WRITTEN INSTRUCTION: Reply with one number: the count of lines in the listing that contain the string "source".
— begin DATA ROWS —
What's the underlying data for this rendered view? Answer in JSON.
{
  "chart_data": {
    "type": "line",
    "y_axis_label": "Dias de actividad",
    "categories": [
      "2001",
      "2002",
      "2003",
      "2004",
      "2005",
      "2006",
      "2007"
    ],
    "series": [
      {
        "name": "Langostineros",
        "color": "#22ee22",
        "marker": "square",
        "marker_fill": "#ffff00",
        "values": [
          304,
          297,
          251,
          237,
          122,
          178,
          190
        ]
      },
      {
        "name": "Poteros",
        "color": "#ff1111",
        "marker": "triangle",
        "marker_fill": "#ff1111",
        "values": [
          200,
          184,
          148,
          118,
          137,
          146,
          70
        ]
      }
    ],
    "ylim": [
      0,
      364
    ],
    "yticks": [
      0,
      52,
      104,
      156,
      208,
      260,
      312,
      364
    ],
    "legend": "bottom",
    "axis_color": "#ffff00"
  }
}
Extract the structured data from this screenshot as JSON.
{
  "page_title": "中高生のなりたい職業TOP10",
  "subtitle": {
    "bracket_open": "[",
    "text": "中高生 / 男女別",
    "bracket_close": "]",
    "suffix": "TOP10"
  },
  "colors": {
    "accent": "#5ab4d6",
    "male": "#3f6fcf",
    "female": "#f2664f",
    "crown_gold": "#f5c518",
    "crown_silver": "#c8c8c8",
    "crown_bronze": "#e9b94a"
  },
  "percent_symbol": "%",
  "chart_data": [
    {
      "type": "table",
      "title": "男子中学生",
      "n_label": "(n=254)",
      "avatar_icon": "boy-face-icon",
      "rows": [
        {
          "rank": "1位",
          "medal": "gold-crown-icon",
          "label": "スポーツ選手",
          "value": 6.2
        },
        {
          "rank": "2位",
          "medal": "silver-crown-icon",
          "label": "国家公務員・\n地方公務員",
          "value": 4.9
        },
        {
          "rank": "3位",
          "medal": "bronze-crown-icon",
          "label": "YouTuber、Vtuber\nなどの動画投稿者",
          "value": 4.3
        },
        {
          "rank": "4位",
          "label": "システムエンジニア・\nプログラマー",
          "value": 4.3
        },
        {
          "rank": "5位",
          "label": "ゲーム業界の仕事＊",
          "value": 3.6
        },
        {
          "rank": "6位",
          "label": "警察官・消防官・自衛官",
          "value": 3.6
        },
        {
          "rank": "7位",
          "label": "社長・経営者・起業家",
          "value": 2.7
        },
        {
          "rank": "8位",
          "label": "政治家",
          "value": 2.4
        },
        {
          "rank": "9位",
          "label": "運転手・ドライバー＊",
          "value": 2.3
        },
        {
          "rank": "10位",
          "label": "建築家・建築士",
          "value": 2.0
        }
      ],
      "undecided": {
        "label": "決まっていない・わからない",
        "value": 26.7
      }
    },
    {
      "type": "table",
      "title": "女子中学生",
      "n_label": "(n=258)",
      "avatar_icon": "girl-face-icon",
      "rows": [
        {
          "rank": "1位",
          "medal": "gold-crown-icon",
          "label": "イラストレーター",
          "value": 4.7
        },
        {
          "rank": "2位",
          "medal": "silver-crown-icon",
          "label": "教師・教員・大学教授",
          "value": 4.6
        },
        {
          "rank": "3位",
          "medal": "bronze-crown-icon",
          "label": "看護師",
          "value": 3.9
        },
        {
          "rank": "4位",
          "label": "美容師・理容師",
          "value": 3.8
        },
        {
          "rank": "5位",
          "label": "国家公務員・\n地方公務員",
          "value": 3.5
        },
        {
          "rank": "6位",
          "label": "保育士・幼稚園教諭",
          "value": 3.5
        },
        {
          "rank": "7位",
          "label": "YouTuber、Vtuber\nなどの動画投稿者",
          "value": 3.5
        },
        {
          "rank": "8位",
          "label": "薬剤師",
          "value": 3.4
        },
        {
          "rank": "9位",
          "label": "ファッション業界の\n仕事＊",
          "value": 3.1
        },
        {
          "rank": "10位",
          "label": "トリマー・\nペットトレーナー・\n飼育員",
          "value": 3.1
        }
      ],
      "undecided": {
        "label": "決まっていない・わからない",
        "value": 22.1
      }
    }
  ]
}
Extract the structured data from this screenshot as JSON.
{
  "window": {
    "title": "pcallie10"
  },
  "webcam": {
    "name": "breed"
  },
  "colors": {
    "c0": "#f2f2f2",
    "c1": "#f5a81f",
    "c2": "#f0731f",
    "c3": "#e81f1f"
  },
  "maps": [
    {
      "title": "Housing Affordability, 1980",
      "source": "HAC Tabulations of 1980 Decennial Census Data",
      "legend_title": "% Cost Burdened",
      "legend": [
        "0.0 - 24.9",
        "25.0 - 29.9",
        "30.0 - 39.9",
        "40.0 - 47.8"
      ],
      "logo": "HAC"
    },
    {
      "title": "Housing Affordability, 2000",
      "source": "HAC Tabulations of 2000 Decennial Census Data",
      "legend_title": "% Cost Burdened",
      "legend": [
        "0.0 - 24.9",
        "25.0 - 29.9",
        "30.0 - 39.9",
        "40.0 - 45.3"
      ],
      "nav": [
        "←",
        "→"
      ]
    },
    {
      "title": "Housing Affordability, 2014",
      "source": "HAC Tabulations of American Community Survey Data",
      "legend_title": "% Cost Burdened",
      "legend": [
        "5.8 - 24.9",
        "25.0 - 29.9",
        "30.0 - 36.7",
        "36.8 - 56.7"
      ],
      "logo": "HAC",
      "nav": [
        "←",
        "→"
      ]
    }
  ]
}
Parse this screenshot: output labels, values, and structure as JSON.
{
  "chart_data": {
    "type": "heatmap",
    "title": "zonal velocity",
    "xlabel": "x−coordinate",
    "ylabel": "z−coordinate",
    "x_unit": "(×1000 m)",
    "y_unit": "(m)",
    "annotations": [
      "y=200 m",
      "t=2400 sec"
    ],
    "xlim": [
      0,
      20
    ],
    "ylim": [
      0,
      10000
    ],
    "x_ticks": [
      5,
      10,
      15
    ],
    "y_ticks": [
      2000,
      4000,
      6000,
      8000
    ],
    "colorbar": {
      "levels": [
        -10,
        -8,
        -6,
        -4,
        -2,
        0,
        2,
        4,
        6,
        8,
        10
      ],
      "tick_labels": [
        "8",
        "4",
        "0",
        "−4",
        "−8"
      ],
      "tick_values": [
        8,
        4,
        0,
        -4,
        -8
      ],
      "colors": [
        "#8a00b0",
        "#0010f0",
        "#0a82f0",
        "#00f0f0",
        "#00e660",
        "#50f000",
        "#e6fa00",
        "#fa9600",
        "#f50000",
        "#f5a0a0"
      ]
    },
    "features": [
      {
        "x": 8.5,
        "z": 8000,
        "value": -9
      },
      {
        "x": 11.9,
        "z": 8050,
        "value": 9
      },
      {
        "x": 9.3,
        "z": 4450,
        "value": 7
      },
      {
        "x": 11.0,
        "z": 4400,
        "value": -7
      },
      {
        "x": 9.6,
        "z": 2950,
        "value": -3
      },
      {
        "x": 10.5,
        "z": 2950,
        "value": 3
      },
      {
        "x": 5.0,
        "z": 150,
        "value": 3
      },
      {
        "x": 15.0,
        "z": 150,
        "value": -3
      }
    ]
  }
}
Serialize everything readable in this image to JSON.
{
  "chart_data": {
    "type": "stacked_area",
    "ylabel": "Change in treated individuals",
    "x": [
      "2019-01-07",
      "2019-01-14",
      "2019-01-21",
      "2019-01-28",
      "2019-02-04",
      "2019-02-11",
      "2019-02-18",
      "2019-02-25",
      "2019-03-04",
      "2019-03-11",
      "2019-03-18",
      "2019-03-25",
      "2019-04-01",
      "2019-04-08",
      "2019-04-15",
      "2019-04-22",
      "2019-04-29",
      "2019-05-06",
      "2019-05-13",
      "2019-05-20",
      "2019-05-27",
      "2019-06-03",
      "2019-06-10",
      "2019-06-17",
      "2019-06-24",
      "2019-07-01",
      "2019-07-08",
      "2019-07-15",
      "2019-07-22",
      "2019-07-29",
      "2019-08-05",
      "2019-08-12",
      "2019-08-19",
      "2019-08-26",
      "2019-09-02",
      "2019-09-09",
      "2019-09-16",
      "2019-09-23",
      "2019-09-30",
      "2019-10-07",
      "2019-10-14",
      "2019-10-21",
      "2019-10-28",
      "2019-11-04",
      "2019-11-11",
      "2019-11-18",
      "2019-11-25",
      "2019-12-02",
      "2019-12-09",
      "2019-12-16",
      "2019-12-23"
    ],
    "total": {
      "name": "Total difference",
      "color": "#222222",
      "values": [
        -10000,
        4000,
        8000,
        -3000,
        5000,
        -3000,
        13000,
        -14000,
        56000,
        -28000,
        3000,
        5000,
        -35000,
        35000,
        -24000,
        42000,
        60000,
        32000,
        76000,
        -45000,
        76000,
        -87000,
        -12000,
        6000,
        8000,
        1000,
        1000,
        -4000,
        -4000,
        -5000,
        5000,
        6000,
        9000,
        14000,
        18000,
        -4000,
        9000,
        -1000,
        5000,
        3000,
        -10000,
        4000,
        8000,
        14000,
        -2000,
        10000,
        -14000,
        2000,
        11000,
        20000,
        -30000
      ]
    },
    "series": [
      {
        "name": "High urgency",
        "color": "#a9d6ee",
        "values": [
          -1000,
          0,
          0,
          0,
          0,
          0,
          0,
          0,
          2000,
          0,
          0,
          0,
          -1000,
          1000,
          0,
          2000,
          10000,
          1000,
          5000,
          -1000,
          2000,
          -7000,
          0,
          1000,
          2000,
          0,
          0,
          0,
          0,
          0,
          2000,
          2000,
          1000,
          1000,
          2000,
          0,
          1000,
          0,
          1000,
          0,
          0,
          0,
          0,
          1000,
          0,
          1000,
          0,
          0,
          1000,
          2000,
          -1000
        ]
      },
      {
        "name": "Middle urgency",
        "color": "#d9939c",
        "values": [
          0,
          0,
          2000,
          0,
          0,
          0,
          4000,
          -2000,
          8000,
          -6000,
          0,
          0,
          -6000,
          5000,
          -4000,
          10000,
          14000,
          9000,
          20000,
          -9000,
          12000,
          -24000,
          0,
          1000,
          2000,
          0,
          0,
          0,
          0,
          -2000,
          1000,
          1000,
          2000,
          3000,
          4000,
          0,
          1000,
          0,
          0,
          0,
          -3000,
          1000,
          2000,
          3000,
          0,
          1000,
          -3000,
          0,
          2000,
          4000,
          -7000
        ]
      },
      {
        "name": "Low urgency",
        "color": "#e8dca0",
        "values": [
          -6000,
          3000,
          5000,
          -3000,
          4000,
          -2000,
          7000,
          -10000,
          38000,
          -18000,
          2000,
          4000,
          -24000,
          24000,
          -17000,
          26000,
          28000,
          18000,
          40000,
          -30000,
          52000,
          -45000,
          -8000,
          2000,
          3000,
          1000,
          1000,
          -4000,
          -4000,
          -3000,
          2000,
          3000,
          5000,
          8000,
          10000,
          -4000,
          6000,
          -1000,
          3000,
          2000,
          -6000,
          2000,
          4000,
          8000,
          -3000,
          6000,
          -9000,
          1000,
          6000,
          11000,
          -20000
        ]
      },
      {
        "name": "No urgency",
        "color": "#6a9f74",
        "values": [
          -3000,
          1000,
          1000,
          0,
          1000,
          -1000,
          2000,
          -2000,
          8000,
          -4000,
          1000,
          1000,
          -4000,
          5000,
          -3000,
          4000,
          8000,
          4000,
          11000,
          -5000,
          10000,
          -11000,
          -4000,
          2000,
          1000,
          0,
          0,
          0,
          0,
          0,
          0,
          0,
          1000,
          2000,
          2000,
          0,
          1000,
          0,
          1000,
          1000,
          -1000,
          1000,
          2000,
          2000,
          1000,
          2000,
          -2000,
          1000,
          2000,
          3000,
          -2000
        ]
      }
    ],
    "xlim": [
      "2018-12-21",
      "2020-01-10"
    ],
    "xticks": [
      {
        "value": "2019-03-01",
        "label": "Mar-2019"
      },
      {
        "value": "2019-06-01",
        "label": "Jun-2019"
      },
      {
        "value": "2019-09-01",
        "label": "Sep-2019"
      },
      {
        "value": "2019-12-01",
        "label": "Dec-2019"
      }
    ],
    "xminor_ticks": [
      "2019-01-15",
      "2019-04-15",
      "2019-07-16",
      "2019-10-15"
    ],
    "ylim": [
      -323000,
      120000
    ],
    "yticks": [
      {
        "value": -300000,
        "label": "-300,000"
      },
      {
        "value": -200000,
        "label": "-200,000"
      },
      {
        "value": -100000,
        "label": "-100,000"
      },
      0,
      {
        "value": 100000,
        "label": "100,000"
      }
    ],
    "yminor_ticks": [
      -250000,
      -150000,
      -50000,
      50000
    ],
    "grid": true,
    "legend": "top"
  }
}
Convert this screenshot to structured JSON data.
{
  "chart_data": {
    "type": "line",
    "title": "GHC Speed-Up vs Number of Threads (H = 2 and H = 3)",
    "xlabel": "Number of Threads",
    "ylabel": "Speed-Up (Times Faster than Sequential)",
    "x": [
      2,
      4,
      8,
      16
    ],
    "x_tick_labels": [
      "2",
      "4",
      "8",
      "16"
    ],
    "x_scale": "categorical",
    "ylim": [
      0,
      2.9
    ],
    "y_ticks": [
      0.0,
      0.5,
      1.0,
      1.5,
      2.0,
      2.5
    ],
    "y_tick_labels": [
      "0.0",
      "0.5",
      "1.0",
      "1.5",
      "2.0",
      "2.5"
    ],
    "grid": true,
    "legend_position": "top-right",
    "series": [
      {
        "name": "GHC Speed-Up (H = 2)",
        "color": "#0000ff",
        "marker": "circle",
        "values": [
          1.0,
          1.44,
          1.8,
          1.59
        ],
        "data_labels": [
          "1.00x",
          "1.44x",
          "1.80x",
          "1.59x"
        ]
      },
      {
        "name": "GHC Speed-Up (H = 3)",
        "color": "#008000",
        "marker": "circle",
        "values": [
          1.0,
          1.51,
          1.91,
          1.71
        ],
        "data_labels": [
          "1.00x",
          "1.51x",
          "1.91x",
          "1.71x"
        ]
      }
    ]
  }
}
— end DATA ROWS —
TASK OUTPUT: 3